• **THE EXERCISE**: Below are some entries; can you quote all of them exactly?

-- START OF WORKING DATA --

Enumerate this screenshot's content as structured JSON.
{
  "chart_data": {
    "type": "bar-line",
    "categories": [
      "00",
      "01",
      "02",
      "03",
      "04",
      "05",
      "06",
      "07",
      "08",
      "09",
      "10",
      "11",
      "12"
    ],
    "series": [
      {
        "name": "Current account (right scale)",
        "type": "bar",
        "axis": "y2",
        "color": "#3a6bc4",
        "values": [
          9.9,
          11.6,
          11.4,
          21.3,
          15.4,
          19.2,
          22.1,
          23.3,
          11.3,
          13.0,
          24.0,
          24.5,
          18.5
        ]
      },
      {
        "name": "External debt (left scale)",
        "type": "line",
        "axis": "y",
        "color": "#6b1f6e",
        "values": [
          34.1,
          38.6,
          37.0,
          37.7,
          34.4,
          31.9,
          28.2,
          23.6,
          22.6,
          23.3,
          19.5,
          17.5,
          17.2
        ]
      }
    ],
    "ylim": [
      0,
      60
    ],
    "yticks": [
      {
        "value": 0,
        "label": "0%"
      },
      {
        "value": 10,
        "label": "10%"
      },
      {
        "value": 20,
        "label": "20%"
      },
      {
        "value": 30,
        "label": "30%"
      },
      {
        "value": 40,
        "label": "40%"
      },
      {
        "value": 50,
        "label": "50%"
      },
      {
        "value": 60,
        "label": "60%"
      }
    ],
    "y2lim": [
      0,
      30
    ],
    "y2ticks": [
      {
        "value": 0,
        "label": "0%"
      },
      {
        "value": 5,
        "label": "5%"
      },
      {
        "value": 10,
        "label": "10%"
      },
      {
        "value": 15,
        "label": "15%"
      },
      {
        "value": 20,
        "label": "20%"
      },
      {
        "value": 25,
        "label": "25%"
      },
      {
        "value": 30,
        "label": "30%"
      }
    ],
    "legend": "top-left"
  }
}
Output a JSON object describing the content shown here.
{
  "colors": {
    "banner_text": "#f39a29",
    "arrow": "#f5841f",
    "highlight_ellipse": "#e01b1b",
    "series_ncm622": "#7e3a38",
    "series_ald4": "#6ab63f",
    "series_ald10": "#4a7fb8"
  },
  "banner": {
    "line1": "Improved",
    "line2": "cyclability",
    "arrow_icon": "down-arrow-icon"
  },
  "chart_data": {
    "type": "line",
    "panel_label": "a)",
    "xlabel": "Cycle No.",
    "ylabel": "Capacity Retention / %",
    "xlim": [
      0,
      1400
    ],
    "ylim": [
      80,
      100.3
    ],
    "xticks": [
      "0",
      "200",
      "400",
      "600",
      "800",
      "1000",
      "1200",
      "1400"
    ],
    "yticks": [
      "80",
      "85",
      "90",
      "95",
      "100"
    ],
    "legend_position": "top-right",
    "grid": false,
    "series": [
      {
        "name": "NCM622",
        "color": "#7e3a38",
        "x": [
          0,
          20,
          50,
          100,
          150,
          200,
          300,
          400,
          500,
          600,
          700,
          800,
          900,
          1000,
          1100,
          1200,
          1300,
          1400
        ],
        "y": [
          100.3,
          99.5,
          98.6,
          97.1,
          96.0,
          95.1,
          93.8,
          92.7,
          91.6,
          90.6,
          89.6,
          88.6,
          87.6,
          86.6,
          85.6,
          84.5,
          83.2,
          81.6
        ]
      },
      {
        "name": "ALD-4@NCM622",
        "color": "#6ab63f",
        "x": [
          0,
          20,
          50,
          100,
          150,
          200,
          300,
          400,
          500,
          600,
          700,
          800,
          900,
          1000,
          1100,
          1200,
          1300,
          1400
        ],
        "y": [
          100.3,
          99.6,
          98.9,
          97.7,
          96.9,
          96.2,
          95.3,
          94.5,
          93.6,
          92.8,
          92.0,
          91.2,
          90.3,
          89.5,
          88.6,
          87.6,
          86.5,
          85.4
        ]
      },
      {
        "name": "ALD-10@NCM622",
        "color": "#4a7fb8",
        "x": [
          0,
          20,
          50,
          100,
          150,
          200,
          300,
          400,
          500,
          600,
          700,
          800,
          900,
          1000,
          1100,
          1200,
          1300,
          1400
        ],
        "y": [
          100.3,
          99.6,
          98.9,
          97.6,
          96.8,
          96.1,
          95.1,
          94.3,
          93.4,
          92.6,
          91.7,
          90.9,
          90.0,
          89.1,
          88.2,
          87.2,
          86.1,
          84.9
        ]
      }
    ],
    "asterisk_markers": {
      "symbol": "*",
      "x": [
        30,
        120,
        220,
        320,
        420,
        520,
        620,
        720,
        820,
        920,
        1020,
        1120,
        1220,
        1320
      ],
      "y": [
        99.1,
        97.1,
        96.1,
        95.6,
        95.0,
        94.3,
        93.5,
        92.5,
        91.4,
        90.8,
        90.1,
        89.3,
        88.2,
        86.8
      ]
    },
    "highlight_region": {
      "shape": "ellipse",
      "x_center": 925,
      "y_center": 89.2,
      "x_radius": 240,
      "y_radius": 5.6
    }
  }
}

-- END OF WORKING DATA --

• **ANSWER**:
Enumerate this screenshot's content as structured JSON.
{
  "chart_data": {
    "type": "bar-line",
    "categories": [
      "00",
      "01",
      "02",
      "03",
      "04",
      "05",
      "06",
      "07",
      "08",
      "09",
      "10",
      "11",
      "12"
    ],
    "series": [
      {
        "name": "Current account (right scale)",
        "type": "bar",
        "axis": "y2",
        "color": "#3a6bc4",
        "values": [
          9.9,
          11.6,
          11.4,
          21.3,
          15.4,
          19.2,
          22.1,
          23.3,
          11.3,
          13.0,
          24.0,
          24.5,
          18.5
        ]
      },
      {
        "name": "External debt (left scale)",
        "type": "line",
        "axis": "y",
        "color": "#6b1f6e",
        "values": [
          34.1,
          38.6,
          37.0,
          37.7,
          34.4,
          31.9,
          28.2,
          23.6,
          22.6,
          23.3,
          19.5,
          17.5,
          17.2
        ]
      }
    ],
    "ylim": [
      0,
      60
    ],
    "yticks": [
      {
        "value": 0,
        "label": "0%"
      },
      {
        "value": 10,
        "label": "10%"
      },
      {
        "value": 20,
        "label": "20%"
      },
      {
        "value": 30,
        "label": "30%"
      },
      {
        "value": 40,
        "label": "40%"
      },
      {
        "value": 50,
        "label": "50%"
      },
      {
        "value": 60,
        "label": "60%"
      }
    ],
    "y2lim": [
      0,
      30
    ],
    "y2ticks": [
      {
        "value": 0,
        "label": "0%"
      },
      {
        "value": 5,
        "label": "5%"
      },
      {
        "value": 10,
        "label": "10%"
      },
      {
        "value": 15,
        "label": "15%"
      },
      {
        "value": 20,
        "label": "20%"
      },
      {
        "value": 25,
        "label": "25%"
      },
      {
        "value": 30,
        "label": "30%"
      }
    ],
    "legend": "top-left"
  }
}
Output a JSON object describing the content shown here.
{
  "colors": {
    "banner_text": "#f39a29",
    "arrow": "#f5841f",
    "highlight_ellipse": "#e01b1b",
    "series_ncm622": "#7e3a38",
    "series_ald4": "#6ab63f",
    "series_ald10": "#4a7fb8"
  },
  "banner": {
    "line1": "Improved",
    "line2": "cyclability",
    "arrow_icon": "down-arrow-icon"
  },
  "chart_data": {
    "type": "line",
    "panel_label": "a)",
    "xlabel": "Cycle No.",
    "ylabel": "Capacity Retention / %",
    "xlim": [
      0,
      1400
    ],
    "ylim": [
      80,
      100.3
    ],
    "xticks": [
      "0",
      "200",
      "400",
      "600",
      "800",
      "1000",
      "1200",
      "1400"
    ],
    "yticks": [
      "80",
      "85",
      "90",
      "95",
      "100"
    ],
    "legend_position": "top-right",
    "grid": false,
    "series": [
      {
        "name": "NCM622",
        "color": "#7e3a38",
        "x": [
          0,
          20,
          50,
          100,
          150,
          200,
          300,
          400,
          500,
          600,
          700,
          800,
          900,
          1000,
          1100,
          1200,
          1300,
          1400
        ],
        "y": [
          100.3,
          99.5,
          98.6,
          97.1,
          96.0,
          95.1,
          93.8,
          92.7,
          91.6,
          90.6,
          89.6,
          88.6,
          87.6,
          86.6,
          85.6,
          84.5,
          83.2,
          81.6
        ]
      },
      {
        "name": "ALD-4@NCM622",
        "color": "#6ab63f",
        "x": [
          0,
          20,
          50,
          100,
          150,
          200,
          300,
          400,
          500,
          600,
          700,
          800,
          900,
          1000,
          1100,
          1200,
          1300,
          1400
        ],
        "y": [
          100.3,
          99.6,
          98.9,
          97.7,
          96.9,
          96.2,
          95.3,
          94.5,
          93.6,
          92.8,
          92.0,
          91.2,
          90.3,
          89.5,
          88.6,
          87.6,
          86.5,
          85.4
        ]
      },
      {
        "name": "ALD-10@NCM622",
        "color": "#4a7fb8",
        "x": [
          0,
          20,
          50,
          100,
          150,
          200,
          300,
          400,
          500,
          600,
          700,
          800,
          900,
          1000,
          1100,
          1200,
          1300,
          1400
        ],
        "y": [
          100.3,
          99.6,
          98.9,
          97.6,
          96.8,
          96.1,
          95.1,
          94.3,
          93.4,
          92.6,
          91.7,
          90.9,
          90.0,
          89.1,
          88.2,
          87.2,
          86.1,
          84.9
        ]
      }
    ],
    "asterisk_markers": {
      "symbol": "*",
      "x": [
        30,
        120,
        220,
        320,
        420,
        520,
        620,
        720,
        820,
        920,
        1020,
        1120,
        1220,
        1320
      ],
      "y": [
        99.1,
        97.1,
        96.1,
        95.6,
        95.0,
        94.3,
        93.5,
        92.5,
        91.4,
        90.8,
        90.1,
        89.3,
        88.2,
        86.8
      ]
    },
    "highlight_region": {
      "shape": "ellipse",
      "x_center": 925,
      "y_center": 89.2,
      "x_radius": 240,
      "y_radius": 5.6
    }
  }
}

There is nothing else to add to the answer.